◆ DATA EXCERPTS:

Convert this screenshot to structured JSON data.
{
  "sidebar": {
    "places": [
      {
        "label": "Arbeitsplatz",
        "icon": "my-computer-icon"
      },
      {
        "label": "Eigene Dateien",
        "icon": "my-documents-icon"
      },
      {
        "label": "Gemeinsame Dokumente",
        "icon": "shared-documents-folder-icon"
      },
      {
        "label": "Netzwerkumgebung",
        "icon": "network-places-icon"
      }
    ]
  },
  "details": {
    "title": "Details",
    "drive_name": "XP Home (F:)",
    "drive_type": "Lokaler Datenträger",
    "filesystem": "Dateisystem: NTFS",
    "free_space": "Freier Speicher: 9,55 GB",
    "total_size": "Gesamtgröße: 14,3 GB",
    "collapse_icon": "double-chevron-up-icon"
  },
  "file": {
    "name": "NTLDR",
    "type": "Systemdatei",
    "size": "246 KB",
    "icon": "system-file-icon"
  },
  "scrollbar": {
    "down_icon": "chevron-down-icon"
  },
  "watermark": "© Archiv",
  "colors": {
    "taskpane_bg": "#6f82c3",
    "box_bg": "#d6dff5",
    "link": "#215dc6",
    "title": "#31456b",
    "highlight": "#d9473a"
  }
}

◆ WHAT YOU WILL DO: Can you reproduce all the material exactly?

◆ WRITTEN SOLUTION:
Convert this screenshot to structured JSON data.
{
  "sidebar": {
    "places": [
      {
        "label": "Arbeitsplatz",
        "icon": "my-computer-icon"
      },
      {
        "label": "Eigene Dateien",
        "icon": "my-documents-icon"
      },
      {
        "label": "Gemeinsame Dokumente",
        "icon": "shared-documents-folder-icon"
      },
      {
        "label": "Netzwerkumgebung",
        "icon": "network-places-icon"
      }
    ]
  },
  "details": {
    "title": "Details",
    "drive_name": "XP Home (F:)",
    "drive_type": "Lokaler Datenträger",
    "filesystem": "Dateisystem: NTFS",
    "free_space": "Freier Speicher: 9,55 GB",
    "total_size": "Gesamtgröße: 14,3 GB",
    "collapse_icon": "double-chevron-up-icon"
  },
  "file": {
    "name": "NTLDR",
    "type": "Systemdatei",
    "size": "246 KB",
    "icon": "system-file-icon"
  },
  "scrollbar": {
    "down_icon": "chevron-down-icon"
  },
  "watermark": "© Archiv",
  "colors": {
    "taskpane_bg": "#6f82c3",
    "box_bg": "#d6dff5",
    "link": "#215dc6",
    "title": "#31456b",
    "highlight": "#d9473a"
  }
}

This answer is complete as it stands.